● SOURCE

=======

If you missed part one, you can go back and catch up here.
So you’ve decided to start creating more content and posting to your social pages more consistently, but you also don’t have time, wear too many hats, and need to focus on growing your business.
I ignored social as a small business because I didn’t have a good way to juggle content creation with lead gen, advertising, funnel building, and everything else I had on my plate.
I always knew social media was an underutilized piece of small business marketing, but I justified it because for so long, social content would go ignored unless you already had a big following.
But that’s starting to change thanks to what Gary Vee calls the “Tik Tokification” of marketing.
Basically thanks to TikTok’s success of showing content based on interests over relationships, Facebook and Instagram are also shifting to show more content from people who don’t have massive followings as long as that content is resonating and relevant to their users’ interests.
The challenge was figuring out how to make it manageable for someone who wears as many hats as we do.
For this to succeed, I’d need…
- A way to organize my content and schedule out my posts in bulk
- A methodology to follow for what type of content I should create so I wouldn’t get stuck trying to come up with ideas
Thanks to a course from Frank Kern and a little digging myself, here’s what’s helped me get a month ahead on daily posts and the framework I’m using to achieve this.
I think one of the rules you need to understand when it comes to social is that you don’t need to overthink social.
The whole idea for social content is to post often and consistently. Not to make every post you publish a masterpiece.
So having a framework to guide you on what types of posts to make will take a lot of the writer’s block and idea fog away.
I personally appreciate the framework Frank Kern teaches his small business clients. He subscribes to posting three types of content daily (we don’t post that often yet, but I can see how you can get there as you get more used to this).
1. Connection Posts: People are on social media to feel like they belong to something. You follow your favorite hobbies, entertainment, authors, businesses, and friends.
Smart business owners know people buy from people they like and trust. So connection posts are simple posts that just show you are relatable to your customers. These can be memes related to your niche, inspiring quotes, motivation, funny stories on your subject area, etc.

=======

● RAW DATA
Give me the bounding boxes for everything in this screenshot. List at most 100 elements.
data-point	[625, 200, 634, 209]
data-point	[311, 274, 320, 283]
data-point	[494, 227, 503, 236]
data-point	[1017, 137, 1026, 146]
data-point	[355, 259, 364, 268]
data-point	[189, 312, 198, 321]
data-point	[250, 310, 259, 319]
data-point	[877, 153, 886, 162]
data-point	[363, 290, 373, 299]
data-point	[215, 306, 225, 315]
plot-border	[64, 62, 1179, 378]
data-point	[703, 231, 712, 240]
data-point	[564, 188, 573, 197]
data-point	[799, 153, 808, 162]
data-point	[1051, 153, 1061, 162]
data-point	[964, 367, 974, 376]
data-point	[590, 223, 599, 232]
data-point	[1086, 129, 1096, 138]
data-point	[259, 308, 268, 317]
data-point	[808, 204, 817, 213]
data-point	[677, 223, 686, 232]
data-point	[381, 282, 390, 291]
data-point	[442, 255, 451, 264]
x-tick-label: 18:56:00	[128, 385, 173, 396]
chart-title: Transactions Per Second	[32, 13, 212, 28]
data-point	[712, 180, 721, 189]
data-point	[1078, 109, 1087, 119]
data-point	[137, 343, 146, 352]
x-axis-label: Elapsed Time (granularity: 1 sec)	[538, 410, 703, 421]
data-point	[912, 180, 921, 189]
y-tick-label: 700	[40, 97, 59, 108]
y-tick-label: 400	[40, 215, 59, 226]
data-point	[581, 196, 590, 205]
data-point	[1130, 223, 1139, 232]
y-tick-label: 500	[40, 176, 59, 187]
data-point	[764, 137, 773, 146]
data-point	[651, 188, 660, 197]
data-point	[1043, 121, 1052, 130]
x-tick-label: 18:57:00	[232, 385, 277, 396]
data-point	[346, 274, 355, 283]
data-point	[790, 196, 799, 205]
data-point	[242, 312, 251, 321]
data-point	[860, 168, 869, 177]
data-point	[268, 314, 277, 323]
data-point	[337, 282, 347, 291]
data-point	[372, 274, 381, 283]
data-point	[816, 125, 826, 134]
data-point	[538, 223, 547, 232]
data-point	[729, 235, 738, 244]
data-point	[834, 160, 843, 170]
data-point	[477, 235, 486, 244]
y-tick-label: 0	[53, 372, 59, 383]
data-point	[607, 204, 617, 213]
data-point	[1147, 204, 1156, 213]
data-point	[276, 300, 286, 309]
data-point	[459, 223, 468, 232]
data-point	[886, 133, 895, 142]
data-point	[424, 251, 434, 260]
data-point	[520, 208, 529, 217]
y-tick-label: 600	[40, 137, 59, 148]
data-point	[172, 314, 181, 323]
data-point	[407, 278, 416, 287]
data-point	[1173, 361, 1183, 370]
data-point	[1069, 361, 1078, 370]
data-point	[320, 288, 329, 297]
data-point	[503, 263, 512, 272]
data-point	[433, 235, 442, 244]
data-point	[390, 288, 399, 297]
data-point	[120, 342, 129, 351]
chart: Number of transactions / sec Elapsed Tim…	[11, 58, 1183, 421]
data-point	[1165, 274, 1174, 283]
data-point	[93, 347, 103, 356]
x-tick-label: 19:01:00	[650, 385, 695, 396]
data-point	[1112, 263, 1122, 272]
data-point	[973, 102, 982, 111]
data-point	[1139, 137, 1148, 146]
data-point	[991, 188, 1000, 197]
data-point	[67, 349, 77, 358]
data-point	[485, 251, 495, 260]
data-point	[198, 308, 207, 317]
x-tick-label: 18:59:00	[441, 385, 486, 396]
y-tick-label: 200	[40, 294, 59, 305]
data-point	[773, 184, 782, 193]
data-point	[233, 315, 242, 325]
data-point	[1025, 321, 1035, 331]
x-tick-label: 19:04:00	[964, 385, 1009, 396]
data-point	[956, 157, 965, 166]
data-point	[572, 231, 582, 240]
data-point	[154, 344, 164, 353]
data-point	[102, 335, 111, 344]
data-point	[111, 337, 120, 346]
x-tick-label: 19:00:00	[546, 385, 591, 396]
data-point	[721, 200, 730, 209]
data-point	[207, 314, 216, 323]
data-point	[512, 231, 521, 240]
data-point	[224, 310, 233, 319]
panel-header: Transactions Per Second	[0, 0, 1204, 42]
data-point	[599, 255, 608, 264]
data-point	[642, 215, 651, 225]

=======

● WHAT YOU WILL DO
1. Do these statements agree with the social media article? Answer yes or no for each, and quote the deciding words from the article. (a) The writer once ignored social media as a small business. (b) Frank Kern recommends posting three types of content once a week. (c) The article says every post you publish should be a masterpiece.
2. Extend the social media article past its last sentence.

● ANSWERS TO THE EXERCISE
1.
(a) Yes: "I ignored social as a small business because I didn’t have a good way to juggle content creation with lead gen, advertising, funnel building, and everything else I had on my plate."
(b) No: "He subscribes to posting three types of content daily"
(c) No: "Not to make every post you publish a masterpiece."

2.
You’re not asking for a sale, just showing you are someone your customers and leads would feel comfortable hanging around. When your audience sees your social profiles they’ll nod their heads in agreement with what you’re saying, they’ll share a laugh with you, and they’ll think “hey I like these people.”
2. How To Posts: The second post type is how you show value to your audience.
Keep these short. 1 minute videos are great for this. A common example could be answering a question you get asked frequently, responding to a question in a Facebook group, or a simple hack your business can offer people.
3. Offer Posts: These are regularly sprinkled offers for your lead magnets, trainings, or products. You don’t have to be scummy, just start with something like…”if you want [problem fixed] I created [lead magnet] to help, let me know if you’d like it.” Engagement is great so asking people to comment to request something or give a like is always helpful to get more of your content seen.
A couple bonus tips
Besides the framework, there were a couple of other things that were recommended.
- Include the link to your offer in the posts when you can.
- The more you share your offer the more you will sell. Nobody reads every email you send or looks at every post you publish, so don’t feel like you can’t make your offers daily if you want to.
- Ask for engagement in every post. In addition to having the URL directly in the image, ask people to “let you know” if they’d like “your pdf/call/training/etc”.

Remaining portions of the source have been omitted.